» STATED PROBLEM:
Copy out all the lines in the records that include the word "Read".

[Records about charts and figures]
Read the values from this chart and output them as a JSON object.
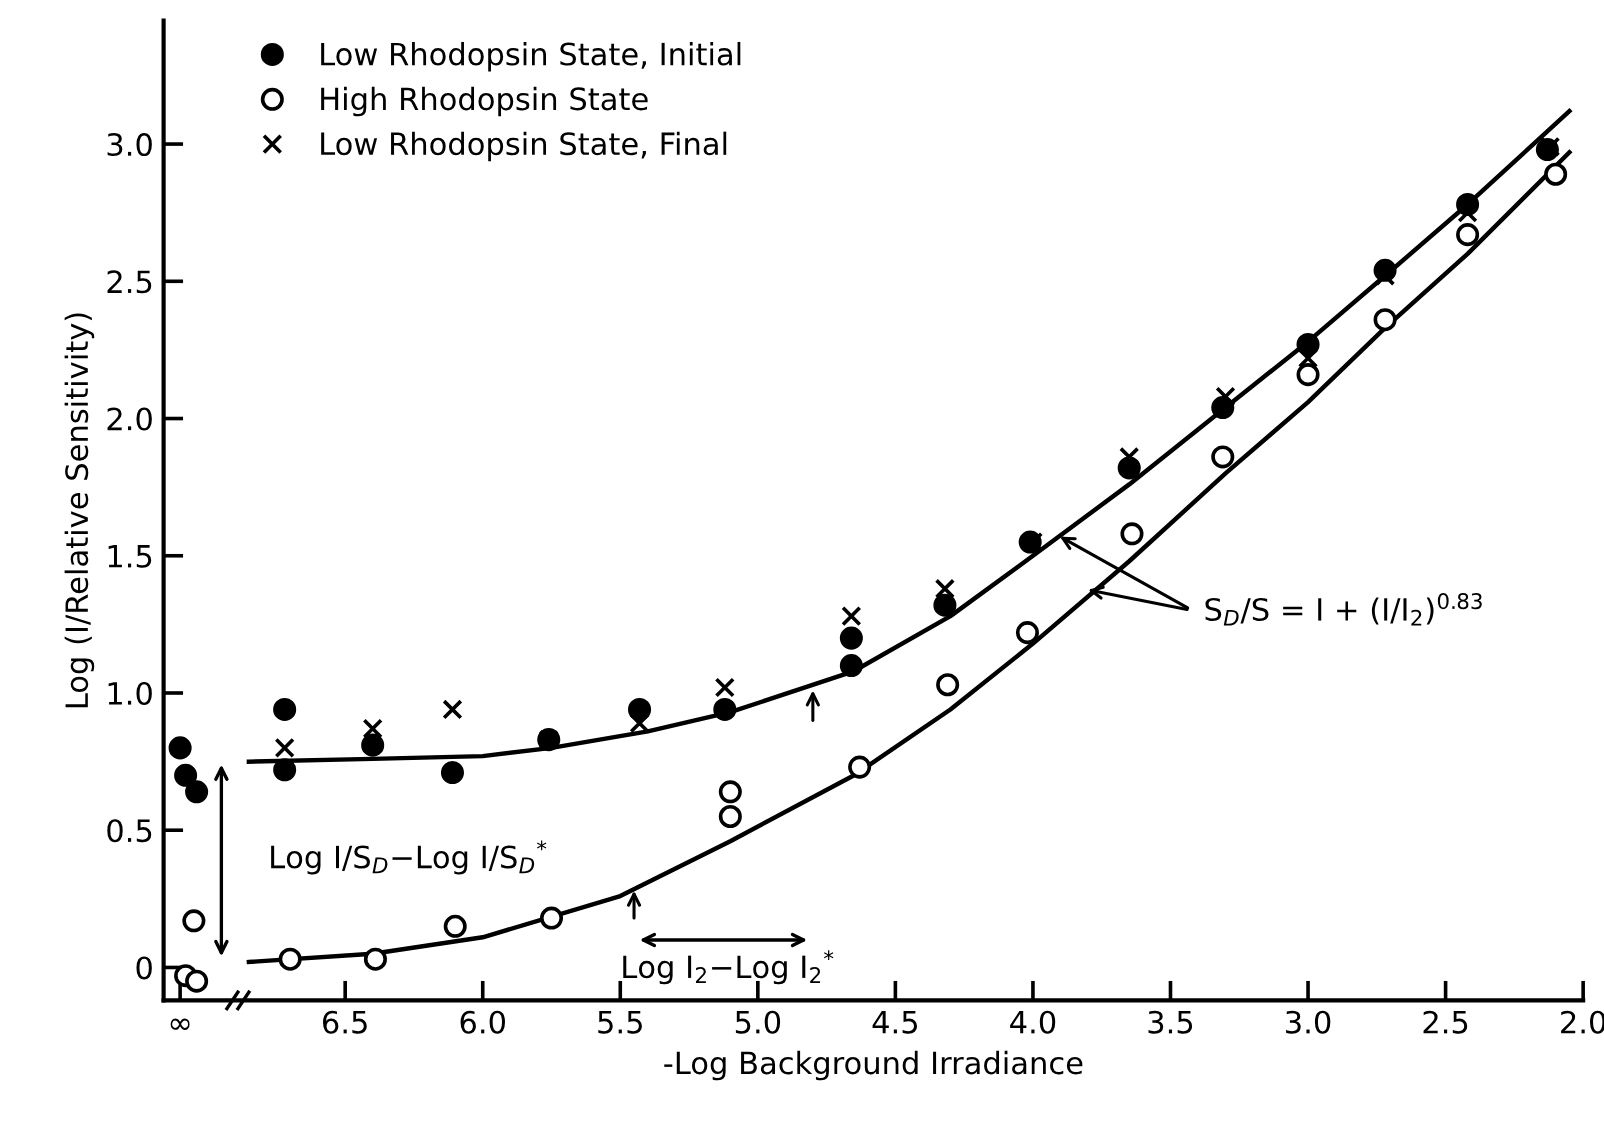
{
  "chart_data": {
    "type": "scatter",
    "xlabel": "-Log Background Irradiance",
    "ylabel": "Log (I/Relative Sensitivity)",
    "xlim": [
      7.16,
      2.0
    ],
    "ylim": [
      -0.12,
      3.45
    ],
    "xticks": [
      {
        "value": 7.1,
        "label": "∞"
      },
      6.5,
      {
        "value": 6,
        "label": "6.0"
      },
      5.5,
      {
        "value": 5,
        "label": "5.0"
      },
      4.5,
      {
        "value": 4,
        "label": "4.0"
      },
      3.5,
      {
        "value": 3,
        "label": "3.0"
      },
      2.5,
      {
        "value": 2,
        "label": "2.0"
      }
    ],
    "yticks": [
      0,
      0.5,
      {
        "value": 1,
        "label": "1.0"
      },
      1.5,
      {
        "value": 2,
        "label": "2.0"
      },
      2.5,
      {
        "value": 3,
        "label": "3.0"
      }
    ],
    "grid": false,
    "legend": "top left",
    "series": [
      {
        "name": "Low Rhodopsin State, Initial",
        "marker": "circle",
        "color": "#000000",
        "x": [
          7.1,
          7.08,
          7.04,
          6.72,
          6.72,
          6.4,
          6.11,
          5.76,
          5.43,
          5.12,
          4.66,
          4.66,
          4.32,
          4.01,
          3.65,
          3.31,
          3.0,
          2.72,
          2.42,
          2.13
        ],
        "values": [
          0.8,
          0.7,
          0.64,
          0.94,
          0.72,
          0.81,
          0.71,
          0.83,
          0.94,
          0.94,
          1.1,
          1.2,
          1.32,
          1.55,
          1.82,
          2.04,
          2.27,
          2.54,
          2.78,
          2.98
        ]
      },
      {
        "name": "High Rhodopsin State",
        "marker": "circle",
        "color": "#ffffff",
        "x": [
          7.05,
          7.08,
          7.04,
          6.7,
          6.39,
          6.1,
          5.75,
          5.1,
          5.1,
          4.63,
          4.31,
          4.02,
          3.64,
          3.31,
          3.0,
          2.72,
          2.42,
          2.1
        ],
        "values": [
          0.17,
          -0.03,
          -0.05,
          0.03,
          0.03,
          0.15,
          0.18,
          0.64,
          0.55,
          0.73,
          1.03,
          1.22,
          1.58,
          1.86,
          2.16,
          2.36,
          2.67,
          2.89
        ]
      },
      {
        "name": "Low Rhodopsin State, Final",
        "marker": "cross",
        "color": "#000000",
        "x": [
          6.72,
          6.4,
          6.11,
          5.76,
          5.43,
          5.12,
          4.66,
          4.32,
          4.0,
          3.65,
          3.3,
          3.0,
          2.72,
          2.42,
          2.12
        ],
        "values": [
          0.8,
          0.87,
          0.94,
          0.83,
          0.89,
          1.02,
          1.28,
          1.38,
          1.55,
          1.86,
          2.08,
          2.22,
          2.52,
          2.75,
          2.99
        ]
      },
      {
        "type": "line",
        "marker": "none",
        "color": "#000000",
        "x": [
          6.85,
          6.4,
          6.0,
          5.75,
          5.4,
          5.1,
          4.65,
          4.3,
          4.0,
          3.65,
          3.3,
          3.0,
          2.72,
          2.42,
          2.05
        ],
        "values": [
          0.75,
          0.76,
          0.77,
          0.8,
          0.86,
          0.93,
          1.08,
          1.28,
          1.5,
          1.76,
          2.04,
          2.28,
          2.52,
          2.78,
          3.12
        ]
      },
      {
        "type": "line",
        "marker": "none",
        "color": "#000000",
        "x": [
          6.85,
          6.4,
          6.0,
          5.5,
          5.1,
          4.65,
          4.3,
          4.0,
          3.65,
          3.3,
          3.0,
          2.72,
          2.42,
          2.05
        ],
        "values": [
          0.02,
          0.05,
          0.11,
          0.26,
          0.46,
          0.7,
          0.94,
          1.18,
          1.48,
          1.8,
          2.06,
          2.33,
          2.6,
          2.97
        ]
      }
    ],
    "annotations": [
      "Log I/S$_{D}$−Log I/S$_{D}$$^{*}$",
      "Log I$_{2}$−Log I$_{2}$$^{*}$",
      {
        "text": "S$_{D}$/S = I + (I/I$_{2}$)$^{0.83}$",
        "x": 3.92,
        "y": 1.58
      }
    ]
  }
}
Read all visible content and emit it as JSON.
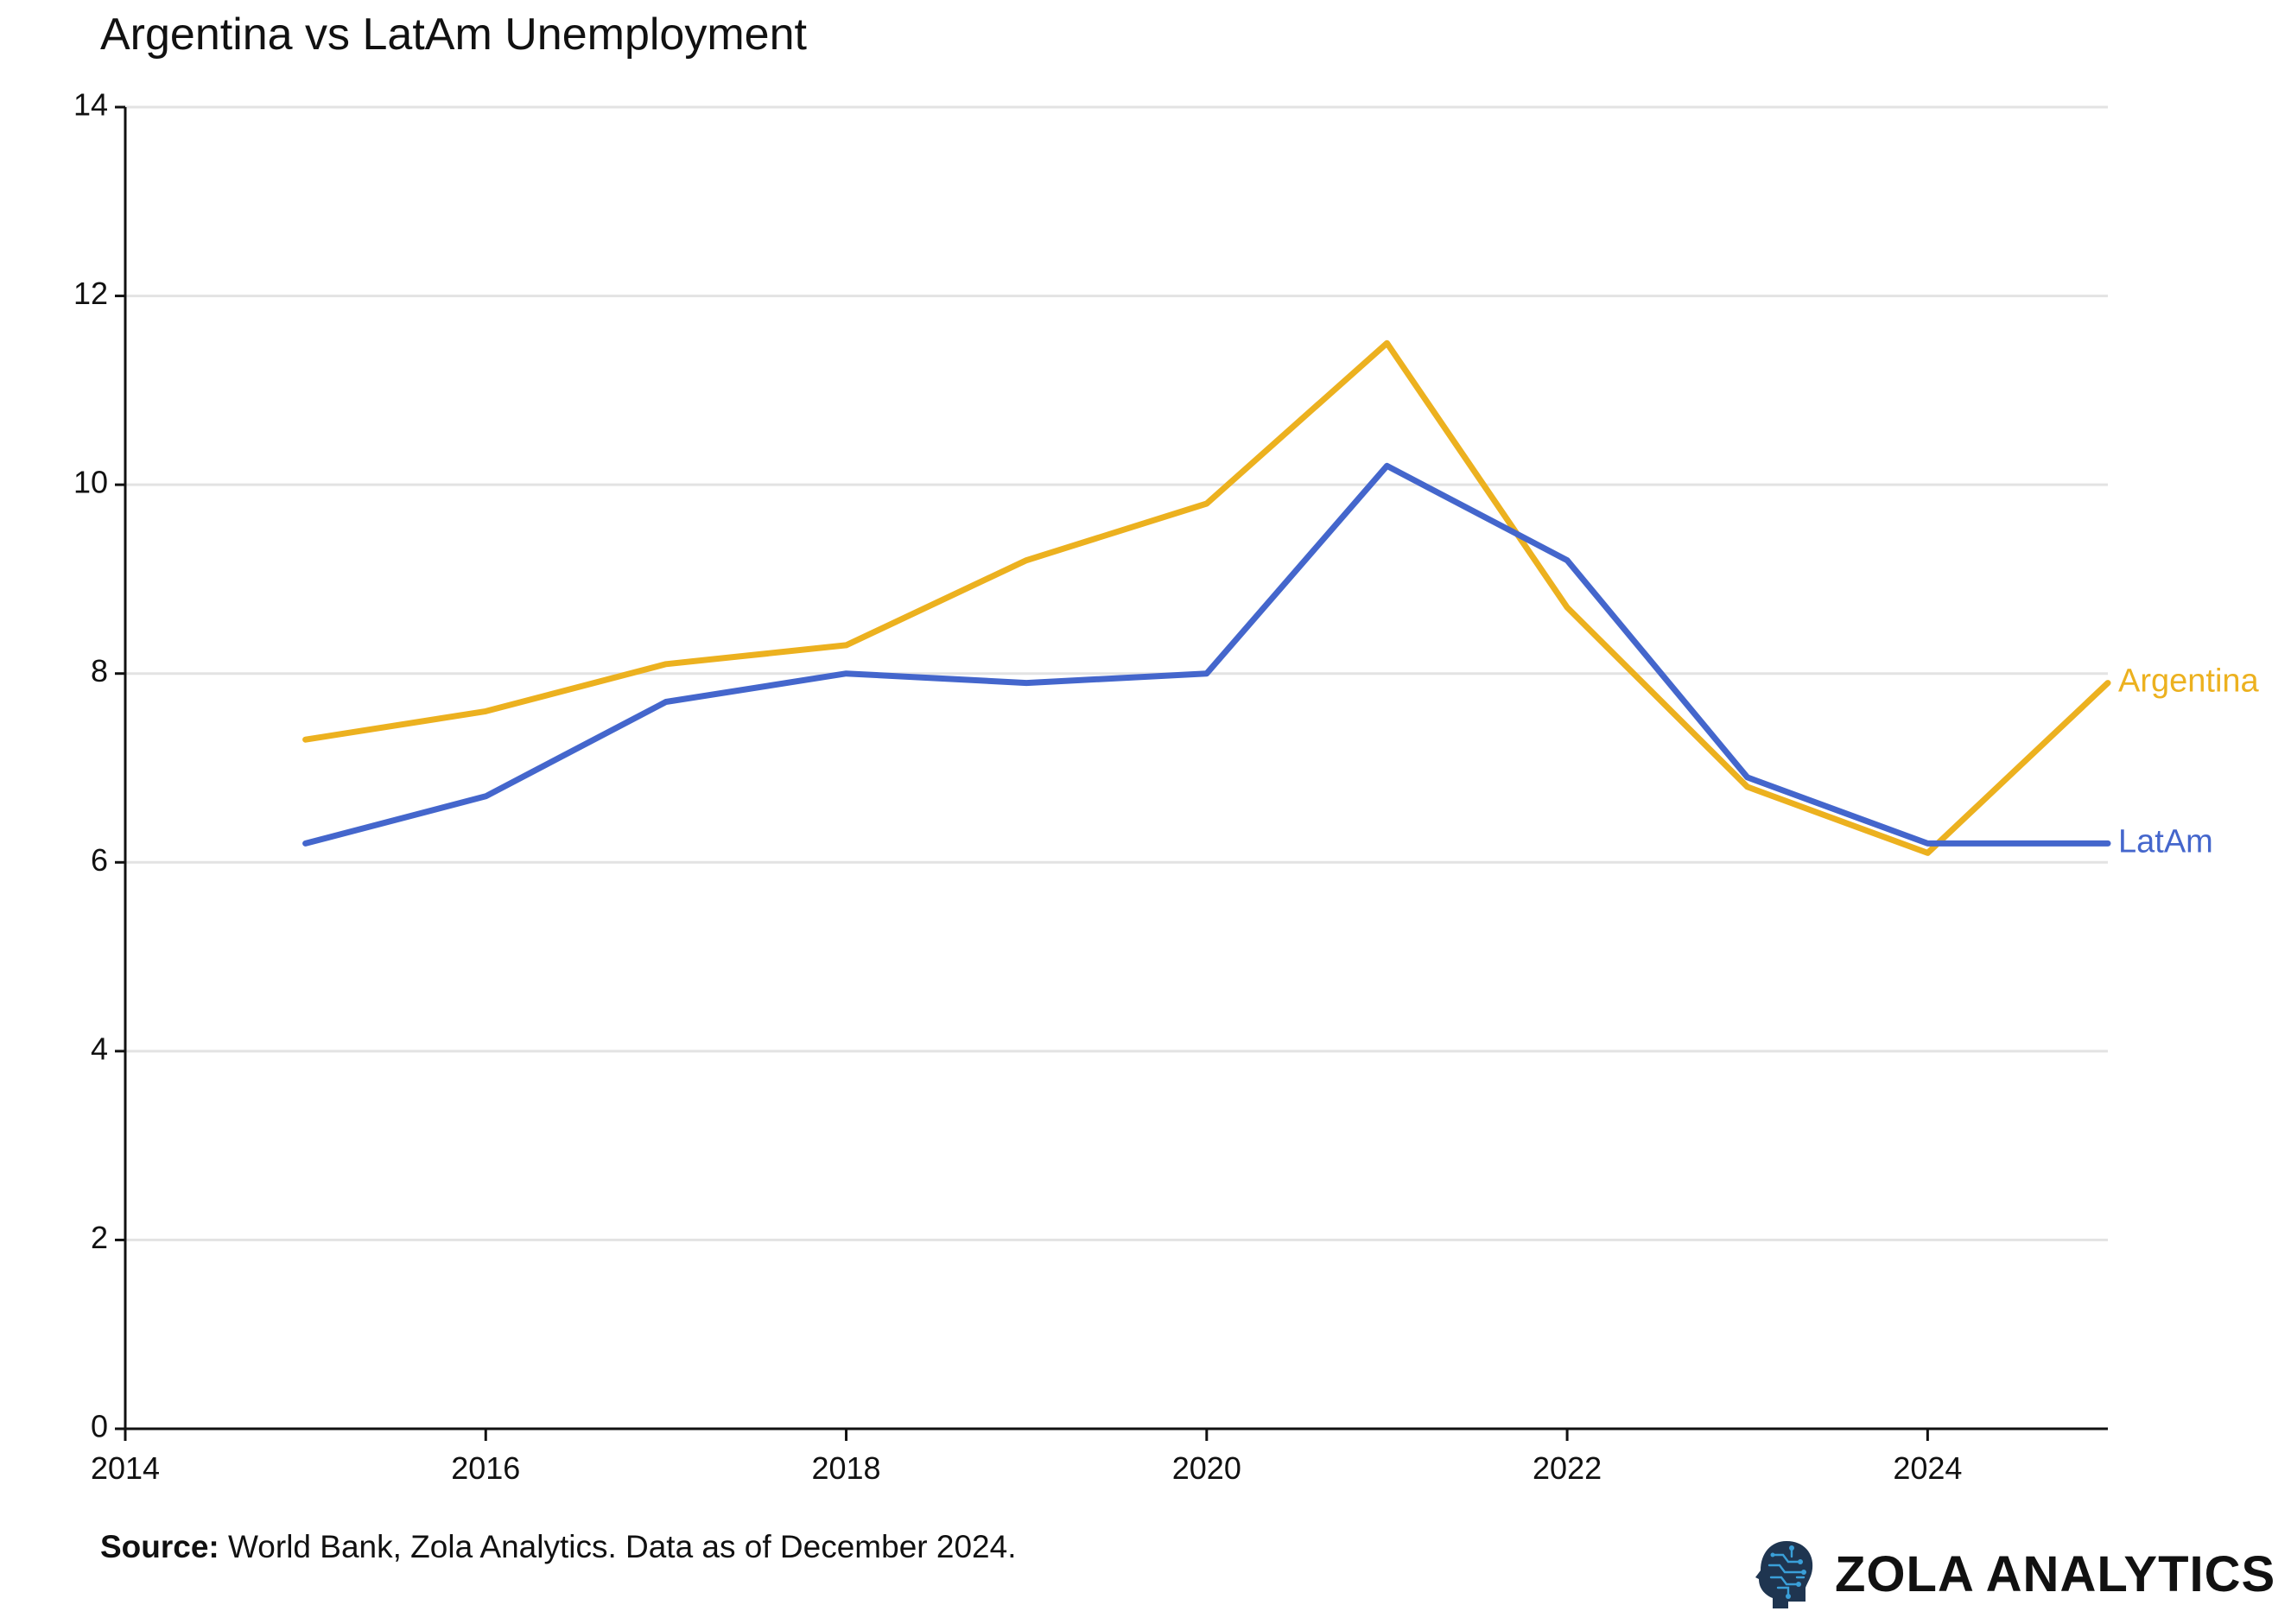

» THE ANSWER:
Read the values from this chart and output them as a JSON object.
Read all visible content and emit it as JSON.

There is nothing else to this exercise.